*The problem:* Nothing in the records may be left out or altered; reproduce them all exactly.

*Data provided:*
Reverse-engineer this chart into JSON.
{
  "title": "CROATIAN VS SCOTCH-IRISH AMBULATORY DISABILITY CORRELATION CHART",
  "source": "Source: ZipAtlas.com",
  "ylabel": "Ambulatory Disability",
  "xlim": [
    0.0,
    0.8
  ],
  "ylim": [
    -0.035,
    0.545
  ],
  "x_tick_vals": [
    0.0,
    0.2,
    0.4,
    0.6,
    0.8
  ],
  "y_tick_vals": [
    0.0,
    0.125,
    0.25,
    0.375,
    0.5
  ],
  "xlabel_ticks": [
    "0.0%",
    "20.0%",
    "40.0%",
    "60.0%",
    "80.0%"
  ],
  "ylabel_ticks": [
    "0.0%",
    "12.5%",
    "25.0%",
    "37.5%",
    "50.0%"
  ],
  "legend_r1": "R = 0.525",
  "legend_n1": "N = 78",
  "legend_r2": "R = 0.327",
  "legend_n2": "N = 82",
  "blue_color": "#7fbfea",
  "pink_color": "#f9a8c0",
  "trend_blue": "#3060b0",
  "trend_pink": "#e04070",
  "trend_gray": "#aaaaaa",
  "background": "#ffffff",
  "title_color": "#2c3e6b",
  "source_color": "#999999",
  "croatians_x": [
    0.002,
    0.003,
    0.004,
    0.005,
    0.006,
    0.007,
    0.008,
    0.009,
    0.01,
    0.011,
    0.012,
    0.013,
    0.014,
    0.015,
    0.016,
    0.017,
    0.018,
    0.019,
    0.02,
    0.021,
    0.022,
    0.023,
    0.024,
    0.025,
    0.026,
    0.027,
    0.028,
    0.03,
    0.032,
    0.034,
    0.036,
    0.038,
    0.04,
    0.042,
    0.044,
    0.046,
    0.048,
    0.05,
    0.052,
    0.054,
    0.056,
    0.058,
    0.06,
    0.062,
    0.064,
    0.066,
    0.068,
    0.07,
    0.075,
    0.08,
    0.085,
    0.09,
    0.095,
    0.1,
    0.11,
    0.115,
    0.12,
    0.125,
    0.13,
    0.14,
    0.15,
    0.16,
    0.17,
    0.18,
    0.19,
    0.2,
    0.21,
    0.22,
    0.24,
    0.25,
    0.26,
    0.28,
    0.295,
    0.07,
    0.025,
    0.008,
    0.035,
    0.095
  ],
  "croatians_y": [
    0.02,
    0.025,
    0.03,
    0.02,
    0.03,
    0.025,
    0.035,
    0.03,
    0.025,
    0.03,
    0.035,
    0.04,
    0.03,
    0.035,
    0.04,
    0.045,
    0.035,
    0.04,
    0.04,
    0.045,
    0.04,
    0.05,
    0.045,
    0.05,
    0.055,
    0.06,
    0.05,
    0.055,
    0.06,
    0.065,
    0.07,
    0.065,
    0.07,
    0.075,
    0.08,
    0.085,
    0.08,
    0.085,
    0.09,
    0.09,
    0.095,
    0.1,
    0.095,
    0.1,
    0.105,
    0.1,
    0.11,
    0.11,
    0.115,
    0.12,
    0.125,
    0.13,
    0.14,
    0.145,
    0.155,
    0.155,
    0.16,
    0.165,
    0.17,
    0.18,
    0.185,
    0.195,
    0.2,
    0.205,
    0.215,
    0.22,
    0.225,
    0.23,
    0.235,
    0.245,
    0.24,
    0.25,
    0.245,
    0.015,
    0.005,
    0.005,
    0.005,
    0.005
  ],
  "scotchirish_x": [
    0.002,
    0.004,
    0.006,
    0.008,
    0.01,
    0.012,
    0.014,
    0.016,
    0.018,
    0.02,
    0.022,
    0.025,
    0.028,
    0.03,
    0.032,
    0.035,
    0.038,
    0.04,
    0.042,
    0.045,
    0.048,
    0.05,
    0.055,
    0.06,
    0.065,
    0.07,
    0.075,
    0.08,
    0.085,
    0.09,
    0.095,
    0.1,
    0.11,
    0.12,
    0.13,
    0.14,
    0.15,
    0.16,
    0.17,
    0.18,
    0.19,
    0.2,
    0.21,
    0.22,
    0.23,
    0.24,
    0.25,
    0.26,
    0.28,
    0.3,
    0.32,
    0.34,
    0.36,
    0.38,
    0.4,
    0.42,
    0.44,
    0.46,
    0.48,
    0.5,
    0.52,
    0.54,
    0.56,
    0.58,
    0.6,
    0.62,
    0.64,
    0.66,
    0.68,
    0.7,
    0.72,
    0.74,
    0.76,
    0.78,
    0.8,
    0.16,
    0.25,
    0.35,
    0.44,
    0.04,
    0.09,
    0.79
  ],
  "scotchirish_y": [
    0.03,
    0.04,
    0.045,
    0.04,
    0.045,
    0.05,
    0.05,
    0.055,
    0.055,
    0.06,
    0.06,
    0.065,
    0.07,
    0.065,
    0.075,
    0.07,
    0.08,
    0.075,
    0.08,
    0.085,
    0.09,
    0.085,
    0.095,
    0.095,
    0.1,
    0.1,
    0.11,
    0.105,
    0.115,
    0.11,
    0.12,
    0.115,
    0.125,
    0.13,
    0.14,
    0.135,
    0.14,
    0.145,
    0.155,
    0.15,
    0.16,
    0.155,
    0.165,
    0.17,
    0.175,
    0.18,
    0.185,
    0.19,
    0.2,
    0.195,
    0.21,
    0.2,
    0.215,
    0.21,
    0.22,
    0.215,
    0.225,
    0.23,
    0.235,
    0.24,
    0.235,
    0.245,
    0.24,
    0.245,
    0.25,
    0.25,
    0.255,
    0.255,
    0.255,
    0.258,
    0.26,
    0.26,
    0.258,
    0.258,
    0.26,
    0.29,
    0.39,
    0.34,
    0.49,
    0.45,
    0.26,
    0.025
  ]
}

*Solution:*
Reverse-engineer this chart into JSON.
{
  "title": "CROATIAN VS SCOTCH-IRISH AMBULATORY DISABILITY CORRELATION CHART",
  "source": "Source: ZipAtlas.com",
  "ylabel": "Ambulatory Disability",
  "xlim": [
    0.0,
    0.8
  ],
  "ylim": [
    -0.035,
    0.545
  ],
  "x_tick_vals": [
    0.0,
    0.2,
    0.4,
    0.6,
    0.8
  ],
  "y_tick_vals": [
    0.0,
    0.125,
    0.25,
    0.375,
    0.5
  ],
  "xlabel_ticks": [
    "0.0%",
    "20.0%",
    "40.0%",
    "60.0%",
    "80.0%"
  ],
  "ylabel_ticks": [
    "0.0%",
    "12.5%",
    "25.0%",
    "37.5%",
    "50.0%"
  ],
  "legend_r1": "R = 0.525",
  "legend_n1": "N = 78",
  "legend_r2": "R = 0.327",
  "legend_n2": "N = 82",
  "blue_color": "#7fbfea",
  "pink_color": "#f9a8c0",
  "trend_blue": "#3060b0",
  "trend_pink": "#e04070",
  "trend_gray": "#aaaaaa",
  "background": "#ffffff",
  "title_color": "#2c3e6b",
  "source_color": "#999999",
  "croatians_x": [
    0.002,
    0.003,
    0.004,
    0.005,
    0.006,
    0.007,
    0.008,
    0.009,
    0.01,
    0.011,
    0.012,
    0.013,
    0.014,
    0.015,
    0.016,
    0.017,
    0.018,
    0.019,
    0.02,
    0.021,
    0.022,
    0.023,
    0.024,
    0.025,
    0.026,
    0.027,
    0.028,
    0.03,
    0.032,
    0.034,
    0.036,
    0.038,
    0.04,
    0.042,
    0.044,
    0.046,
    0.048,
    0.05,
    0.052,
    0.054,
    0.056,
    0.058,
    0.06,
    0.062,
    0.064,
    0.066,
    0.068,
    0.07,
    0.075,
    0.08,
    0.085,
    0.09,
    0.095,
    0.1,
    0.11,
    0.115,
    0.12,
    0.125,
    0.13,
    0.14,
    0.15,
    0.16,
    0.17,
    0.18,
    0.19,
    0.2,
    0.21,
    0.22,
    0.24,
    0.25,
    0.26,
    0.28,
    0.295,
    0.07,
    0.025,
    0.008,
    0.035,
    0.095
  ],
  "croatians_y": [
    0.02,
    0.025,
    0.03,
    0.02,
    0.03,
    0.025,
    0.035,
    0.03,
    0.025,
    0.03,
    0.035,
    0.04,
    0.03,
    0.035,
    0.04,
    0.045,
    0.035,
    0.04,
    0.04,
    0.045,
    0.04,
    0.05,
    0.045,
    0.05,
    0.055,
    0.06,
    0.05,
    0.055,
    0.06,
    0.065,
    0.07,
    0.065,
    0.07,
    0.075,
    0.08,
    0.085,
    0.08,
    0.085,
    0.09,
    0.09,
    0.095,
    0.1,
    0.095,
    0.1,
    0.105,
    0.1,
    0.11,
    0.11,
    0.115,
    0.12,
    0.125,
    0.13,
    0.14,
    0.145,
    0.155,
    0.155,
    0.16,
    0.165,
    0.17,
    0.18,
    0.185,
    0.195,
    0.2,
    0.205,
    0.215,
    0.22,
    0.225,
    0.23,
    0.235,
    0.245,
    0.24,
    0.25,
    0.245,
    0.015,
    0.005,
    0.005,
    0.005,
    0.005
  ],
  "scotchirish_x": [
    0.002,
    0.004,
    0.006,
    0.008,
    0.01,
    0.012,
    0.014,
    0.016,
    0.018,
    0.02,
    0.022,
    0.025,
    0.028,
    0.03,
    0.032,
    0.035,
    0.038,
    0.04,
    0.042,
    0.045,
    0.048,
    0.05,
    0.055,
    0.06,
    0.065,
    0.07,
    0.075,
    0.08,
    0.085,
    0.09,
    0.095,
    0.1,
    0.11,
    0.12,
    0.13,
    0.14,
    0.15,
    0.16,
    0.17,
    0.18,
    0.19,
    0.2,
    0.21,
    0.22,
    0.23,
    0.24,
    0.25,
    0.26,
    0.28,
    0.3,
    0.32,
    0.34,
    0.36,
    0.38,
    0.4,
    0.42,
    0.44,
    0.46,
    0.48,
    0.5,
    0.52,
    0.54,
    0.56,
    0.58,
    0.6,
    0.62,
    0.64,
    0.66,
    0.68,
    0.7,
    0.72,
    0.74,
    0.76,
    0.78,
    0.8,
    0.16,
    0.25,
    0.35,
    0.44,
    0.04,
    0.09,
    0.79
  ],
  "scotchirish_y": [
    0.03,
    0.04,
    0.045,
    0.04,
    0.045,
    0.05,
    0.05,
    0.055,
    0.055,
    0.06,
    0.06,
    0.065,
    0.07,
    0.065,
    0.075,
    0.07,
    0.08,
    0.075,
    0.08,
    0.085,
    0.09,
    0.085,
    0.095,
    0.095,
    0.1,
    0.1,
    0.11,
    0.105,
    0.115,
    0.11,
    0.12,
    0.115,
    0.125,
    0.13,
    0.14,
    0.135,
    0.14,
    0.145,
    0.155,
    0.15,
    0.16,
    0.155,
    0.165,
    0.17,
    0.175,
    0.18,
    0.185,
    0.19,
    0.2,
    0.195,
    0.21,
    0.2,
    0.215,
    0.21,
    0.22,
    0.215,
    0.225,
    0.23,
    0.235,
    0.24,
    0.235,
    0.245,
    0.24,
    0.245,
    0.25,
    0.25,
    0.255,
    0.255,
    0.255,
    0.258,
    0.26,
    0.26,
    0.258,
    0.258,
    0.26,
    0.29,
    0.39,
    0.34,
    0.49,
    0.45,
    0.26,
    0.025
  ]
}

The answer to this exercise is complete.